→ **Items from a dataset**:
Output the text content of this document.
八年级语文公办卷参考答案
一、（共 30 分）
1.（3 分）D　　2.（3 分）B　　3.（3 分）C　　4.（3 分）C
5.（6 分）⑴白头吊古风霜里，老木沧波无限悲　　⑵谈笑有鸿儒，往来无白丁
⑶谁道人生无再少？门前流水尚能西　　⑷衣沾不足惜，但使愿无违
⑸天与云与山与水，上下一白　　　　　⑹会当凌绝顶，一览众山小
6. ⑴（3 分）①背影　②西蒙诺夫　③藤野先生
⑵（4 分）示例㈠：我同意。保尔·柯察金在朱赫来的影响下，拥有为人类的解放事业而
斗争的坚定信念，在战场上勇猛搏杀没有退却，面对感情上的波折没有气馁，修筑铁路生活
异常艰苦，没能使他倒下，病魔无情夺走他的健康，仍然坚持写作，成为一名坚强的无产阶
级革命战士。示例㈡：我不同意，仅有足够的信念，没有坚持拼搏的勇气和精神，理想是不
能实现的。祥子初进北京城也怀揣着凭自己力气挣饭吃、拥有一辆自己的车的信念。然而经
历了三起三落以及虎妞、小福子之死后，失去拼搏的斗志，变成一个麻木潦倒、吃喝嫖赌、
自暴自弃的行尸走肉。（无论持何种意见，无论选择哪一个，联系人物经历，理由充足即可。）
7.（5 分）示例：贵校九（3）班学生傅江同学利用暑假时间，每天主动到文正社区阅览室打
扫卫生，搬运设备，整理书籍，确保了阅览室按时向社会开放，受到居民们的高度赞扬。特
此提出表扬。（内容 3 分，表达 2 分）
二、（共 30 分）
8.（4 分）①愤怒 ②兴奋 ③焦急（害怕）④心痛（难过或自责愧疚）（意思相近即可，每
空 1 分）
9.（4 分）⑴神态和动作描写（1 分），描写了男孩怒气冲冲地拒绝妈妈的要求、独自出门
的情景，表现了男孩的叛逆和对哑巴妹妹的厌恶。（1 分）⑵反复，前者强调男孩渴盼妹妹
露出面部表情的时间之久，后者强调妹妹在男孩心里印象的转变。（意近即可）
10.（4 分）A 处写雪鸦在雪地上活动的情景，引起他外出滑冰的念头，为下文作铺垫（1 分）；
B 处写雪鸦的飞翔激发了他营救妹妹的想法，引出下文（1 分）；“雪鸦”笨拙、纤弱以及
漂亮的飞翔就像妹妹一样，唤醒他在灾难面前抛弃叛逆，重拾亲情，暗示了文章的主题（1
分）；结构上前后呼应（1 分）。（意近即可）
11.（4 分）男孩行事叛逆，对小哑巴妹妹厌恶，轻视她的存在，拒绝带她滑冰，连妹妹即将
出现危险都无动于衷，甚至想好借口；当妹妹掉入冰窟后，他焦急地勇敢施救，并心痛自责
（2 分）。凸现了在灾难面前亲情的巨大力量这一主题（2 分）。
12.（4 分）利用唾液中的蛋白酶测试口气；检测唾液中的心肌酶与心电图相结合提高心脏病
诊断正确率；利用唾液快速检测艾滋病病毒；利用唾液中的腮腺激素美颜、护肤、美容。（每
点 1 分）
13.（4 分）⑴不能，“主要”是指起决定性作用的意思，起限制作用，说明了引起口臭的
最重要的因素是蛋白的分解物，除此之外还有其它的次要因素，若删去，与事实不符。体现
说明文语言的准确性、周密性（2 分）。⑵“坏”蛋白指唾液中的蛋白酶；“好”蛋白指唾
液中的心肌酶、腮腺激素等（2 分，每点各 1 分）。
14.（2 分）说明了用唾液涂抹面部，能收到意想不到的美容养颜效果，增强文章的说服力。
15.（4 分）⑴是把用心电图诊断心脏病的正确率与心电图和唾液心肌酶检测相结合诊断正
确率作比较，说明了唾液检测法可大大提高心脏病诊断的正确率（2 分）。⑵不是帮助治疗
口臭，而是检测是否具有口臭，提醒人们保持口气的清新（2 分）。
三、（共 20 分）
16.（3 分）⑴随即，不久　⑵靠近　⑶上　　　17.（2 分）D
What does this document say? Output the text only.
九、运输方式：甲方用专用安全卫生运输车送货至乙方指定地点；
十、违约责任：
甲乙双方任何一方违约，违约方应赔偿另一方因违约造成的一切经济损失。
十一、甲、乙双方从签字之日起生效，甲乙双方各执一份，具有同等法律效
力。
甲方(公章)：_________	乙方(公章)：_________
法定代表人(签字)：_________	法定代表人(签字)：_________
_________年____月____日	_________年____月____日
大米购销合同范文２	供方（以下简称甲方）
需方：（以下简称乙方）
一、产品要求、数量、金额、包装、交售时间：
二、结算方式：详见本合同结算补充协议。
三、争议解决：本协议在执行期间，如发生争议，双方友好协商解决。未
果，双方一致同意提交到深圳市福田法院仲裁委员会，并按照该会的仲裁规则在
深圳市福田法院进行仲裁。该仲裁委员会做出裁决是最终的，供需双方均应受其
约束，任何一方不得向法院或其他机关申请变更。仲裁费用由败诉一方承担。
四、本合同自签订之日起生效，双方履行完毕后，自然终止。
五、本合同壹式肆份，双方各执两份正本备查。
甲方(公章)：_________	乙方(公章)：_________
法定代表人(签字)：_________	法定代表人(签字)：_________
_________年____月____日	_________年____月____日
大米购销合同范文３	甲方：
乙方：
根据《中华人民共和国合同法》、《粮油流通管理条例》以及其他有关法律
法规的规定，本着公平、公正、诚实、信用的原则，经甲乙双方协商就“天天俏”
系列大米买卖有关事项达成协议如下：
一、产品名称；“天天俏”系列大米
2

→ **Your instructions**: Print out every entry, keeping each one exact.

→ **The output**:
Output the text content of this document.
八年级语文公办卷参考答案
一、（共 30 分）
1.（3 分）D　　2.（3 分）B　　3.（3 分）C　　4.（3 分）C
5.（6 分）⑴白头吊古风霜里，老木沧波无限悲　　⑵谈笑有鸿儒，往来无白丁
⑶谁道人生无再少？门前流水尚能西　　⑷衣沾不足惜，但使愿无违
⑸天与云与山与水，上下一白　　　　　⑹会当凌绝顶，一览众山小
6. ⑴（3 分）①背影　②西蒙诺夫　③藤野先生
⑵（4 分）示例㈠：我同意。保尔·柯察金在朱赫来的影响下，拥有为人类的解放事业而
斗争的坚定信念，在战场上勇猛搏杀没有退却，面对感情上的波折没有气馁，修筑铁路生活
异常艰苦，没能使他倒下，病魔无情夺走他的健康，仍然坚持写作，成为一名坚强的无产阶
级革命战士。示例㈡：我不同意，仅有足够的信念，没有坚持拼搏的勇气和精神，理想是不
能实现的。祥子初进北京城也怀揣着凭自己力气挣饭吃、拥有一辆自己的车的信念。然而经
历了三起三落以及虎妞、小福子之死后，失去拼搏的斗志，变成一个麻木潦倒、吃喝嫖赌、
自暴自弃的行尸走肉。（无论持何种意见，无论选择哪一个，联系人物经历，理由充足即可。）
7.（5 分）示例：贵校九（3）班学生傅江同学利用暑假时间，每天主动到文正社区阅览室打
扫卫生，搬运设备，整理书籍，确保了阅览室按时向社会开放，受到居民们的高度赞扬。特
此提出表扬。（内容 3 分，表达 2 分）
二、（共 30 分）
8.（4 分）①愤怒 ②兴奋 ③焦急（害怕）④心痛（难过或自责愧疚）（意思相近即可，每
空 1 分）
9.（4 分）⑴神态和动作描写（1 分），描写了男孩怒气冲冲地拒绝妈妈的要求、独自出门
的情景，表现了男孩的叛逆和对哑巴妹妹的厌恶。（1 分）⑵反复，前者强调男孩渴盼妹妹
露出面部表情的时间之久，后者强调妹妹在男孩心里印象的转变。（意近即可）
10.（4 分）A 处写雪鸦在雪地上活动的情景，引起他外出滑冰的念头，为下文作铺垫（1 分）；
B 处写雪鸦的飞翔激发了他营救妹妹的想法，引出下文（1 分）；“雪鸦”笨拙、纤弱以及
漂亮的飞翔就像妹妹一样，唤醒他在灾难面前抛弃叛逆，重拾亲情，暗示了文章的主题（1
分）；结构上前后呼应（1 分）。（意近即可）
11.（4 分）男孩行事叛逆，对小哑巴妹妹厌恶，轻视她的存在，拒绝带她滑冰，连妹妹即将
出现危险都无动于衷，甚至想好借口；当妹妹掉入冰窟后，他焦急地勇敢施救，并心痛自责
（2 分）。凸现了在灾难面前亲情的巨大力量这一主题（2 分）。
12.（4 分）利用唾液中的蛋白酶测试口气；检测唾液中的心肌酶与心电图相结合提高心脏病
诊断正确率；利用唾液快速检测艾滋病病毒；利用唾液中的腮腺激素美颜、护肤、美容。（每
点 1 分）
13.（4 分）⑴不能，“主要”是指起决定性作用的意思，起限制作用，说明了引起口臭的
最重要的因素是蛋白的分解物，除此之外还有其它的次要因素，若删去，与事实不符。体现
说明文语言的准确性、周密性（2 分）。⑵“坏”蛋白指唾液中的蛋白酶；“好”蛋白指唾
液中的心肌酶、腮腺激素等（2 分，每点各 1 分）。
14.（2 分）说明了用唾液涂抹面部，能收到意想不到的美容养颜效果，增强文章的说服力。
15.（4 分）⑴是把用心电图诊断心脏病的正确率与心电图和唾液心肌酶检测相结合诊断正
确率作比较，说明了唾液检测法可大大提高心脏病诊断的正确率（2 分）。⑵不是帮助治疗
口臭，而是检测是否具有口臭，提醒人们保持口气的清新（2 分）。
三、（共 20 分）
16.（3 分）⑴随即，不久　⑵靠近　⑶上　　　17.（2 分）D
What does this document say? Output the text only.
九、运输方式：甲方用专用安全卫生运输车送货至乙方指定地点；
十、违约责任：
甲乙双方任何一方违约，违约方应赔偿另一方因违约造成的一切经济损失。
十一、甲、乙双方从签字之日起生效，甲乙双方各执一份，具有同等法律效
力。
甲方(公章)：_________	乙方(公章)：_________
法定代表人(签字)：_________	法定代表人(签字)：_________
_________年____月____日	_________年____月____日
大米购销合同范文２	供方（以下简称甲方）
需方：（以下简称乙方）
一、产品要求、数量、金额、包装、交售时间：
二、结算方式：详见本合同结算补充协议。
三、争议解决：本协议在执行期间，如发生争议，双方友好协商解决。未
果，双方一致同意提交到深圳市福田法院仲裁委员会，并按照该会的仲裁规则在
深圳市福田法院进行仲裁。该仲裁委员会做出裁决是最终的，供需双方均应受其
约束，任何一方不得向法院或其他机关申请变更。仲裁费用由败诉一方承担。
四、本合同自签订之日起生效，双方履行完毕后，自然终止。
五、本合同壹式肆份，双方各执两份正本备查。
甲方(公章)：_________	乙方(公章)：_________
法定代表人(签字)：_________	法定代表人(签字)：_________
_________年____月____日	_________年____月____日
大米购销合同范文３	甲方：
乙方：
根据《中华人民共和国合同法》、《粮油流通管理条例》以及其他有关法律
法规的规定，本着公平、公正、诚实、信用的原则，经甲乙双方协商就“天天俏”
系列大米买卖有关事项达成协议如下：
一、产品名称；“天天俏”系列大米
2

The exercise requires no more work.